- [Directive]: Set down the full listing exactly as given. Any pictures are to be left out.

-- start --

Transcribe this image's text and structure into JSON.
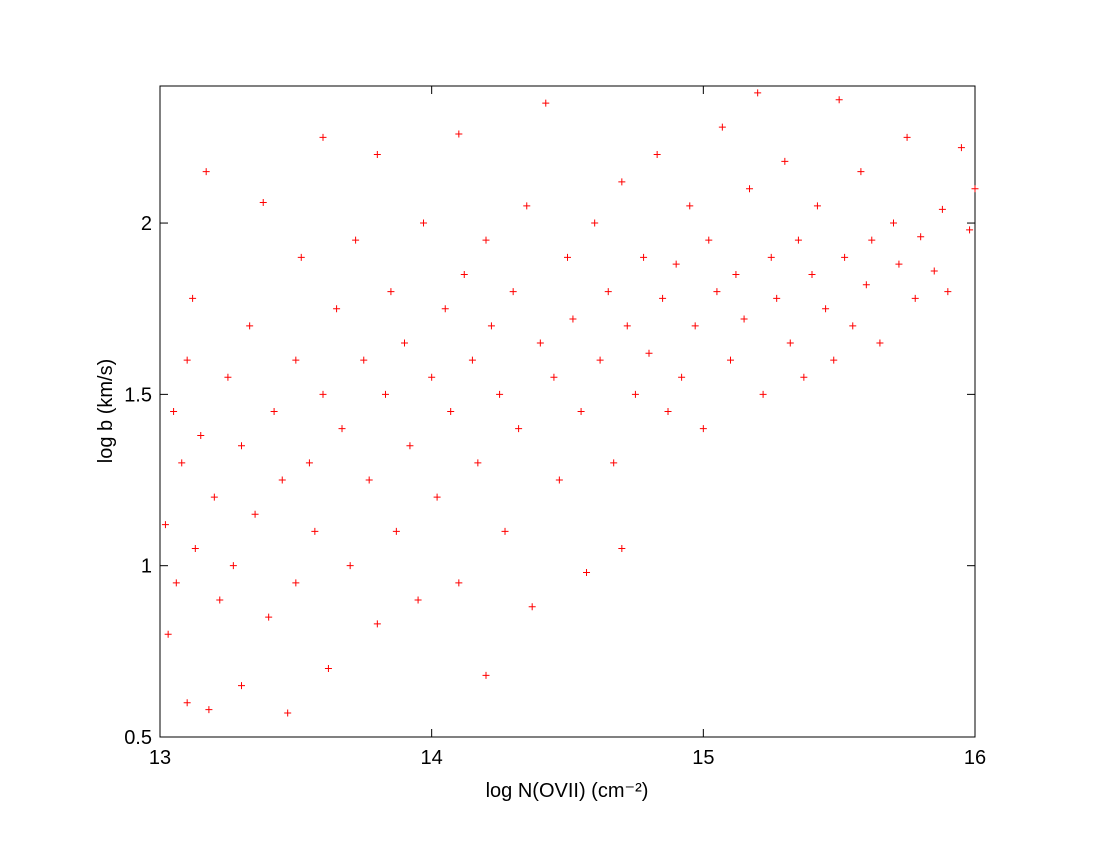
{
  "chart_data": {
    "type": "scatter",
    "xlabel": "log N(OVII) (cm⁻²)",
    "ylabel": "log b (km/s)",
    "color": "#ff0000",
    "marker": "+",
    "xlim": [
      13,
      16
    ],
    "xticks": [
      13,
      14,
      15,
      16
    ],
    "ylim": [
      0.5,
      2.4
    ],
    "yticks": [
      0.5,
      1,
      1.5,
      2
    ],
    "grid": false,
    "x": [
      13.02,
      13.03,
      13.05,
      13.06,
      13.08,
      13.1,
      13.1,
      13.12,
      13.13,
      13.15,
      13.17,
      13.18,
      13.2,
      13.22,
      13.25,
      13.27,
      13.3,
      13.3,
      13.33,
      13.35,
      13.38,
      13.4,
      13.42,
      13.45,
      13.47,
      13.5,
      13.5,
      13.52,
      13.55,
      13.57,
      13.6,
      13.6,
      13.62,
      13.65,
      13.67,
      13.7,
      13.72,
      13.75,
      13.77,
      13.8,
      13.8,
      13.83,
      13.85,
      13.87,
      13.9,
      13.92,
      13.95,
      13.97,
      14.0,
      14.02,
      14.05,
      14.07,
      14.1,
      14.1,
      14.12,
      14.15,
      14.17,
      14.2,
      14.2,
      14.22,
      14.25,
      14.27,
      14.3,
      14.32,
      14.35,
      14.37,
      14.4,
      14.42,
      14.45,
      14.47,
      14.5,
      14.52,
      14.55,
      14.57,
      14.6,
      14.62,
      14.65,
      14.67,
      14.7,
      14.7,
      14.72,
      14.75,
      14.78,
      14.8,
      14.83,
      14.85,
      14.87,
      14.9,
      14.92,
      14.95,
      14.97,
      15.0,
      15.02,
      15.05,
      15.07,
      15.1,
      15.12,
      15.15,
      15.17,
      15.2,
      15.22,
      15.25,
      15.27,
      15.3,
      15.32,
      15.35,
      15.37,
      15.4,
      15.42,
      15.45,
      15.48,
      15.5,
      15.52,
      15.55,
      15.58,
      15.6,
      15.62,
      15.65,
      15.7,
      15.72,
      15.75,
      15.78,
      15.8,
      15.85,
      15.88,
      15.9,
      15.95,
      15.98,
      16.0
    ],
    "values": [
      1.12,
      0.8,
      1.45,
      0.95,
      1.3,
      0.6,
      1.6,
      1.78,
      1.05,
      1.38,
      2.15,
      0.58,
      1.2,
      0.9,
      1.55,
      1.0,
      1.35,
      0.65,
      1.7,
      1.15,
      2.06,
      0.85,
      1.45,
      1.25,
      0.57,
      1.6,
      0.95,
      1.9,
      1.3,
      1.1,
      1.5,
      2.25,
      0.7,
      1.75,
      1.4,
      1.0,
      1.95,
      1.6,
      1.25,
      0.83,
      2.2,
      1.5,
      1.8,
      1.1,
      1.65,
      1.35,
      0.9,
      2.0,
      1.55,
      1.2,
      1.75,
      1.45,
      0.95,
      2.26,
      1.85,
      1.6,
      1.3,
      0.68,
      1.95,
      1.7,
      1.5,
      1.1,
      1.8,
      1.4,
      2.05,
      0.88,
      1.65,
      2.35,
      1.55,
      1.25,
      1.9,
      1.72,
      1.45,
      0.98,
      2.0,
      1.6,
      1.8,
      1.3,
      1.05,
      2.12,
      1.7,
      1.5,
      1.9,
      1.62,
      2.2,
      1.78,
      1.45,
      1.88,
      1.55,
      2.05,
      1.7,
      1.4,
      1.95,
      1.8,
      2.28,
      1.6,
      1.85,
      1.72,
      2.1,
      2.38,
      1.5,
      1.9,
      1.78,
      2.18,
      1.65,
      1.95,
      1.55,
      1.85,
      2.05,
      1.75,
      1.6,
      2.36,
      1.9,
      1.7,
      2.15,
      1.82,
      1.95,
      1.65,
      2.0,
      1.88,
      2.25,
      1.78,
      1.96,
      1.86,
      2.04,
      1.8,
      2.22,
      1.98,
      2.1
    ]
  }
}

-- end --

- [Answer below]:
Transcribe this image's text and structure into JSON.
{
  "chart_data": {
    "type": "scatter",
    "xlabel": "log N(OVII) (cm⁻²)",
    "ylabel": "log b (km/s)",
    "color": "#ff0000",
    "marker": "+",
    "xlim": [
      13,
      16
    ],
    "xticks": [
      13,
      14,
      15,
      16
    ],
    "ylim": [
      0.5,
      2.4
    ],
    "yticks": [
      0.5,
      1,
      1.5,
      2
    ],
    "grid": false,
    "x": [
      13.02,
      13.03,
      13.05,
      13.06,
      13.08,
      13.1,
      13.1,
      13.12,
      13.13,
      13.15,
      13.17,
      13.18,
      13.2,
      13.22,
      13.25,
      13.27,
      13.3,
      13.3,
      13.33,
      13.35,
      13.38,
      13.4,
      13.42,
      13.45,
      13.47,
      13.5,
      13.5,
      13.52,
      13.55,
      13.57,
      13.6,
      13.6,
      13.62,
      13.65,
      13.67,
      13.7,
      13.72,
      13.75,
      13.77,
      13.8,
      13.8,
      13.83,
      13.85,
      13.87,
      13.9,
      13.92,
      13.95,
      13.97,
      14.0,
      14.02,
      14.05,
      14.07,
      14.1,
      14.1,
      14.12,
      14.15,
      14.17,
      14.2,
      14.2,
      14.22,
      14.25,
      14.27,
      14.3,
      14.32,
      14.35,
      14.37,
      14.4,
      14.42,
      14.45,
      14.47,
      14.5,
      14.52,
      14.55,
      14.57,
      14.6,
      14.62,
      14.65,
      14.67,
      14.7,
      14.7,
      14.72,
      14.75,
      14.78,
      14.8,
      14.83,
      14.85,
      14.87,
      14.9,
      14.92,
      14.95,
      14.97,
      15.0,
      15.02,
      15.05,
      15.07,
      15.1,
      15.12,
      15.15,
      15.17,
      15.2,
      15.22,
      15.25,
      15.27,
      15.3,
      15.32,
      15.35,
      15.37,
      15.4,
      15.42,
      15.45,
      15.48,
      15.5,
      15.52,
      15.55,
      15.58,
      15.6,
      15.62,
      15.65,
      15.7,
      15.72,
      15.75,
      15.78,
      15.8,
      15.85,
      15.88,
      15.9,
      15.95,
      15.98,
      16.0
    ],
    "values": [
      1.12,
      0.8,
      1.45,
      0.95,
      1.3,
      0.6,
      1.6,
      1.78,
      1.05,
      1.38,
      2.15,
      0.58,
      1.2,
      0.9,
      1.55,
      1.0,
      1.35,
      0.65,
      1.7,
      1.15,
      2.06,
      0.85,
      1.45,
      1.25,
      0.57,
      1.6,
      0.95,
      1.9,
      1.3,
      1.1,
      1.5,
      2.25,
      0.7,
      1.75,
      1.4,
      1.0,
      1.95,
      1.6,
      1.25,
      0.83,
      2.2,
      1.5,
      1.8,
      1.1,
      1.65,
      1.35,
      0.9,
      2.0,
      1.55,
      1.2,
      1.75,
      1.45,
      0.95,
      2.26,
      1.85,
      1.6,
      1.3,
      0.68,
      1.95,
      1.7,
      1.5,
      1.1,
      1.8,
      1.4,
      2.05,
      0.88,
      1.65,
      2.35,
      1.55,
      1.25,
      1.9,
      1.72,
      1.45,
      0.98,
      2.0,
      1.6,
      1.8,
      1.3,
      1.05,
      2.12,
      1.7,
      1.5,
      1.9,
      1.62,
      2.2,
      1.78,
      1.45,
      1.88,
      1.55,
      2.05,
      1.7,
      1.4,
      1.95,
      1.8,
      2.28,
      1.6,
      1.85,
      1.72,
      2.1,
      2.38,
      1.5,
      1.9,
      1.78,
      2.18,
      1.65,
      1.95,
      1.55,
      1.85,
      2.05,
      1.75,
      1.6,
      2.36,
      1.9,
      1.7,
      2.15,
      1.82,
      1.95,
      1.65,
      2.0,
      1.88,
      2.25,
      1.78,
      1.96,
      1.86,
      2.04,
      1.8,
      2.22,
      1.98,
      2.1
    ]
  }
}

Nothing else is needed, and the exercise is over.